• Exercise objective:
Where does the string "tizimida" appear? Copy every line of the entries below that holds it.

• Data supplied:
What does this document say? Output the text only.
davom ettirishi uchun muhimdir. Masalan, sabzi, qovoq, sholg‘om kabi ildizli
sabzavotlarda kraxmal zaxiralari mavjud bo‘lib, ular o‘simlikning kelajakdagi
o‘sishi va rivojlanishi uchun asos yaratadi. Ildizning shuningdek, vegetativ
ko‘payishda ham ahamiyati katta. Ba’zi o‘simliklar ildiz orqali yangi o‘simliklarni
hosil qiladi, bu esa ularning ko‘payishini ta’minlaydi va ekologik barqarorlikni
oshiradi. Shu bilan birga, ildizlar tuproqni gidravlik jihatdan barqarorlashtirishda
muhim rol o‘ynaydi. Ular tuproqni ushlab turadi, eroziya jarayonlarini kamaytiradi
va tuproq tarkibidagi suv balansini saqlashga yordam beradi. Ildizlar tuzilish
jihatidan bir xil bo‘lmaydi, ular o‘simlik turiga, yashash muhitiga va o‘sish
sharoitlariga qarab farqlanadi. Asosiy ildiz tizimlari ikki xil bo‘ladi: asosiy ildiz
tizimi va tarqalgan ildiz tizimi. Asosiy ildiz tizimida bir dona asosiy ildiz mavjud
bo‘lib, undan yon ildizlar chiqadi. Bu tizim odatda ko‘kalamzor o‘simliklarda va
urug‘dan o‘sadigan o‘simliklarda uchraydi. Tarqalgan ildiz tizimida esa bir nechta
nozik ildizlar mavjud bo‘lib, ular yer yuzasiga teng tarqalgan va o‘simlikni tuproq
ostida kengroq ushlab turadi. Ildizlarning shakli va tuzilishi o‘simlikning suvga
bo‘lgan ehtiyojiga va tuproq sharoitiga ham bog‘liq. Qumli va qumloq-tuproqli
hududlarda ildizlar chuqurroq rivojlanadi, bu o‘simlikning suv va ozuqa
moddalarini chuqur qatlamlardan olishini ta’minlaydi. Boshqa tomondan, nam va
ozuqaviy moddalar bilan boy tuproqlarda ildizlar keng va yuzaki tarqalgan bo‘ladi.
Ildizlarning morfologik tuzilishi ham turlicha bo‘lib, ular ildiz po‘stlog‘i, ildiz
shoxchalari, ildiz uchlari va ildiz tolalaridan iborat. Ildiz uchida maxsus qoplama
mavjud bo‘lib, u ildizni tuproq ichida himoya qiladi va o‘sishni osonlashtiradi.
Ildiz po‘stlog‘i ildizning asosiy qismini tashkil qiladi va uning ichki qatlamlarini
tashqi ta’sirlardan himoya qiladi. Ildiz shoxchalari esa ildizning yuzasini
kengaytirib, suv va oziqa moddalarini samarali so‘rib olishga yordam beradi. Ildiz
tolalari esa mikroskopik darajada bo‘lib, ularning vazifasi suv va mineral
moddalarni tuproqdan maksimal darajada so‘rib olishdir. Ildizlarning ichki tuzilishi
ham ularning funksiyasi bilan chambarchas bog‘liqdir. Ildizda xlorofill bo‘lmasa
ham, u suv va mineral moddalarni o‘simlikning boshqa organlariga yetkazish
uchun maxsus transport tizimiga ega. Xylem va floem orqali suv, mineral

• Response:
tizimi va tarqalgan ildiz tizimi. Asosiy ildiz tizimida bir dona asosiy ildiz mavjud
urug‘dan o‘sadigan o‘simliklarda uchraydi. Tarqalgan ildiz tizimida esa bir nechta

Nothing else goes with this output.